- Instructions for the task: In the lines starting at the one containing "Localize all elements." and ending at the one containing "question-20-option-c: C. What: [570, 293, 623, 307]", swap every "reply" for "response" and leave everything else unchanged. Give back only those lines.

- Given data:
+ + + + +
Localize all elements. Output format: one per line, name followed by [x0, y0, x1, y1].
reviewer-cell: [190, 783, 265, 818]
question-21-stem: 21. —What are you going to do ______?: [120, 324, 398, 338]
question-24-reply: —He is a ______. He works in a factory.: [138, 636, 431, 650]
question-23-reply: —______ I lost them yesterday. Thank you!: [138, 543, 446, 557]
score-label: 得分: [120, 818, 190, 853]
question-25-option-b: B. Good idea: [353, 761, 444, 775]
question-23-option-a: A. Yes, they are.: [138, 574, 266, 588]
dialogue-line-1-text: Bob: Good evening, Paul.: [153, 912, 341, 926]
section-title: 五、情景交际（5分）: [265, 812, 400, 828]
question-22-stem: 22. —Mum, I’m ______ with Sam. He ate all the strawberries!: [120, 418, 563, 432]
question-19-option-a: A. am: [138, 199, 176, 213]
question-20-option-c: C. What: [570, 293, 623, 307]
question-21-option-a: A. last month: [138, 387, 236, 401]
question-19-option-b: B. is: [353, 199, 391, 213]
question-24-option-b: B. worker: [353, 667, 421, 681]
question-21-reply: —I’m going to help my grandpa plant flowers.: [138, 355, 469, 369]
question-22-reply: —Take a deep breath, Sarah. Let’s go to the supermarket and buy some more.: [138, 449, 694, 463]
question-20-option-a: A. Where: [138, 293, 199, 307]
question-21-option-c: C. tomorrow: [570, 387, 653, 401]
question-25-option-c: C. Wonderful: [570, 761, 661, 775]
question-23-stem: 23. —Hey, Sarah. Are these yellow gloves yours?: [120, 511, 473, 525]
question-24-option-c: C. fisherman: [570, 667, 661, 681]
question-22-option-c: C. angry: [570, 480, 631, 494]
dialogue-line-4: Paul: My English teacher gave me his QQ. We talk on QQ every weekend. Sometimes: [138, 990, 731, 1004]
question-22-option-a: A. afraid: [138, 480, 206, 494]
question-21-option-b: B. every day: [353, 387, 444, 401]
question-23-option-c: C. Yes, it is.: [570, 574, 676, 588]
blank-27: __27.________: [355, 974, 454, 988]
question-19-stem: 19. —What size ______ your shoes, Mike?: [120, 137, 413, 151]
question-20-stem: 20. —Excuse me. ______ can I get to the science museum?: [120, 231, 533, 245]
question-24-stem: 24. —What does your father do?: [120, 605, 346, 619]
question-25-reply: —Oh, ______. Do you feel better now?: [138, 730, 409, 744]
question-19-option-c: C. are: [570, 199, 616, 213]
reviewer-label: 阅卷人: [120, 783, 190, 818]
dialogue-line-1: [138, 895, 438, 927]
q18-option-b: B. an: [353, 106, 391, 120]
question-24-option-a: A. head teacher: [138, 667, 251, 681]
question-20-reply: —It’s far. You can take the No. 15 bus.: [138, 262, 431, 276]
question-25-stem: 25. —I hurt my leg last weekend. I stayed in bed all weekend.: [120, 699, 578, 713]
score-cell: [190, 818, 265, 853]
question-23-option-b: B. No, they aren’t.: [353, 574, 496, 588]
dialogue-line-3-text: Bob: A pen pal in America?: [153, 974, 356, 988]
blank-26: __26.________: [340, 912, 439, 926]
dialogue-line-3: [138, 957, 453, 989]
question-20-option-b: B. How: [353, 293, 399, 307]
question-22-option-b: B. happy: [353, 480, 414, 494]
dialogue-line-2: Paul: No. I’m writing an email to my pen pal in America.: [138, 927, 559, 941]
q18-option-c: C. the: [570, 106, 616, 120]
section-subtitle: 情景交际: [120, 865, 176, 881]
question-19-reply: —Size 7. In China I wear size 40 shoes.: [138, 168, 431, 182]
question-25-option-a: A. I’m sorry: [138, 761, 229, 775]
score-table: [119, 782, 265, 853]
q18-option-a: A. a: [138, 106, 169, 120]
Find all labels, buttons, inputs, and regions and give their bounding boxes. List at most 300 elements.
+ + + + +
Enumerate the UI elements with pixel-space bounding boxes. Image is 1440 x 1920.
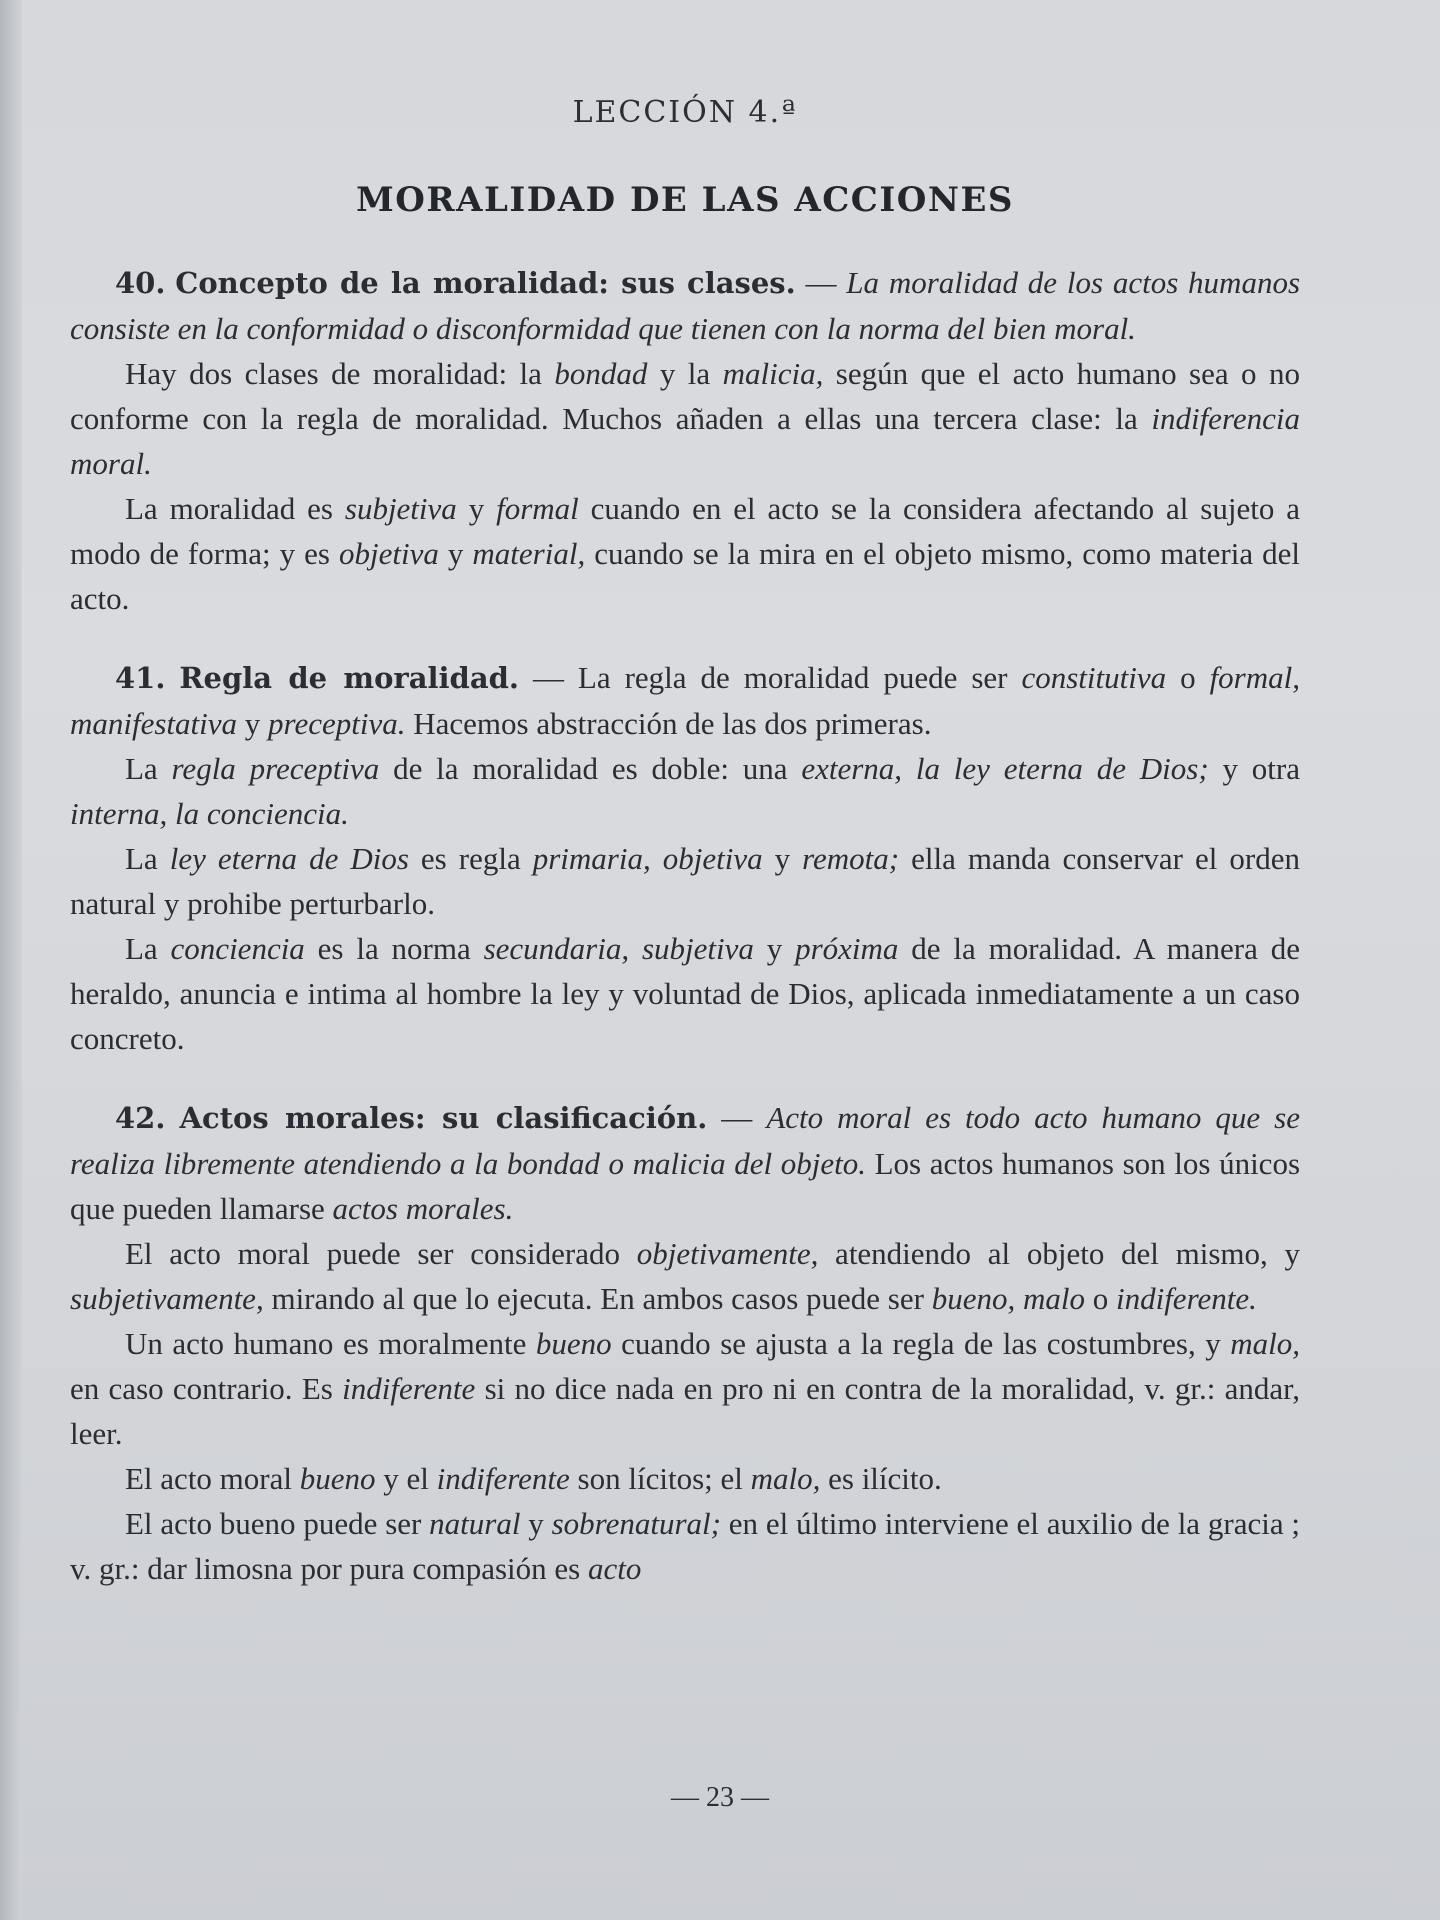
+ + + + +
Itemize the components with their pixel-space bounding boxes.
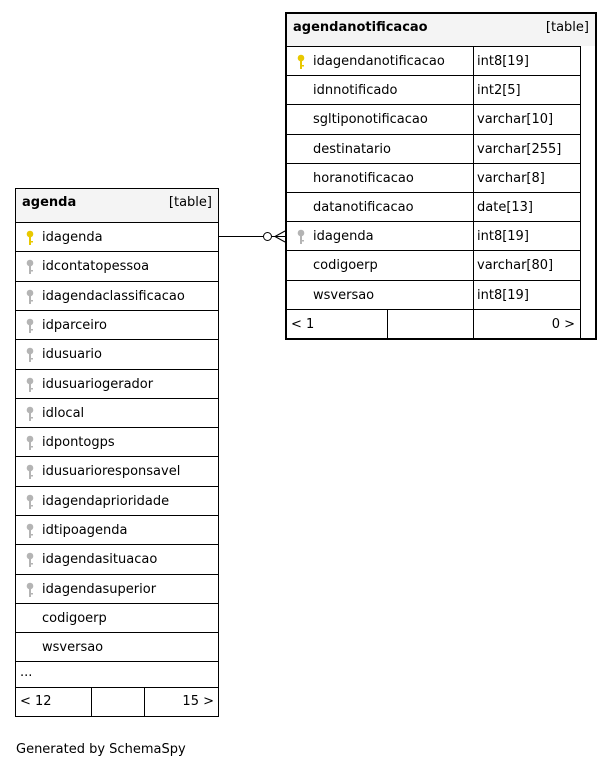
+ + + + +
- Task result:
Localize all elements. Output format: one per line, name followed by [x0, y0, x1, y1].
reviewer-cell: [190, 783, 265, 818]
question-21-stem: 21. —What are you going to do ______?: [120, 324, 398, 338]
question-24-response: —He is a ______. He works in a factory.: [138, 636, 431, 650]
question-23-response: —______ I lost them yesterday. Thank you!: [138, 543, 446, 557]
score-label: 得分: [120, 818, 190, 853]
question-25-option-b: B. Good idea: [353, 761, 444, 775]
question-23-option-a: A. Yes, they are.: [138, 574, 266, 588]
dialogue-line-1-text: Bob: Good evening, Paul.: [153, 912, 341, 926]
section-title: 五、情景交际（5分）: [265, 812, 400, 828]
question-22-stem: 22. —Mum, I’m ______ with Sam. He ate all the strawberries!: [120, 418, 563, 432]
question-19-option-a: A. am: [138, 199, 176, 213]
question-20-option-c: C. What: [570, 293, 623, 307]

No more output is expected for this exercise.